● **Given request**
Every record must be written out once more, with nothing added or omitted.

start Exercise material

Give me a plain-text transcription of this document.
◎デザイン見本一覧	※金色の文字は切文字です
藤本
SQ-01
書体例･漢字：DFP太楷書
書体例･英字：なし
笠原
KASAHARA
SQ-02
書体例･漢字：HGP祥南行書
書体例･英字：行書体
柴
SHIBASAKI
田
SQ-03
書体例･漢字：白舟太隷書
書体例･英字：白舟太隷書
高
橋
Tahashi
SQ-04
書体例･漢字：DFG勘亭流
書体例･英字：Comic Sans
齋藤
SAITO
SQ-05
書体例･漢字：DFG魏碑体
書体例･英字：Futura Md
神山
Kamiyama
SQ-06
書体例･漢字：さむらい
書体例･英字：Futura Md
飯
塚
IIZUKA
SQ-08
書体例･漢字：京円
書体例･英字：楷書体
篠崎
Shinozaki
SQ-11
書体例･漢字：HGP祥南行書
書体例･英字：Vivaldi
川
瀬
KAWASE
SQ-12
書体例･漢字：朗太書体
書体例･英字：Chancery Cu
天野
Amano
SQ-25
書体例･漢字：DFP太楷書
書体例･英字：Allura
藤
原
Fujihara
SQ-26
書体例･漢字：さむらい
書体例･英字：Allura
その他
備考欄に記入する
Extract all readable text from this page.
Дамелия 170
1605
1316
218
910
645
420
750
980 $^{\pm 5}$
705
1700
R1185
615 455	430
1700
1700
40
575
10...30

end Exercise material

● **Written answer**
Give me a plain-text transcription of this document.
◎デザイン見本一覧	※金色の文字は切文字です
藤本
SQ-01
書体例･漢字：DFP太楷書
書体例･英字：なし
笠原
KASAHARA
SQ-02
書体例･漢字：HGP祥南行書
書体例･英字：行書体
柴
SHIBASAKI
田
SQ-03
書体例･漢字：白舟太隷書
書体例･英字：白舟太隷書
高
橋
Tahashi
SQ-04
書体例･漢字：DFG勘亭流
書体例･英字：Comic Sans
齋藤
SAITO
SQ-05
書体例･漢字：DFG魏碑体
書体例･英字：Futura Md
神山
Kamiyama
SQ-06
書体例･漢字：さむらい
書体例･英字：Futura Md
飯
塚
IIZUKA
SQ-08
書体例･漢字：京円
書体例･英字：楷書体
篠崎
Shinozaki
SQ-11
書体例･漢字：HGP祥南行書
書体例･英字：Vivaldi
川
瀬
KAWASE
SQ-12
書体例･漢字：朗太書体
書体例･英字：Chancery Cu
天野
Amano
SQ-25
書体例･漢字：DFP太楷書
書体例･英字：Allura
藤
原
Fujihara
SQ-26
書体例･漢字：さむらい
書体例･英字：Allura
その他
備考欄に記入する
Extract all readable text from this page.
Дамелия 170
1605
1316
218
910
645
420
750
980 $^{\pm 5}$
705
1700
R1185
615 455	430
1700
1700
40
575
10...30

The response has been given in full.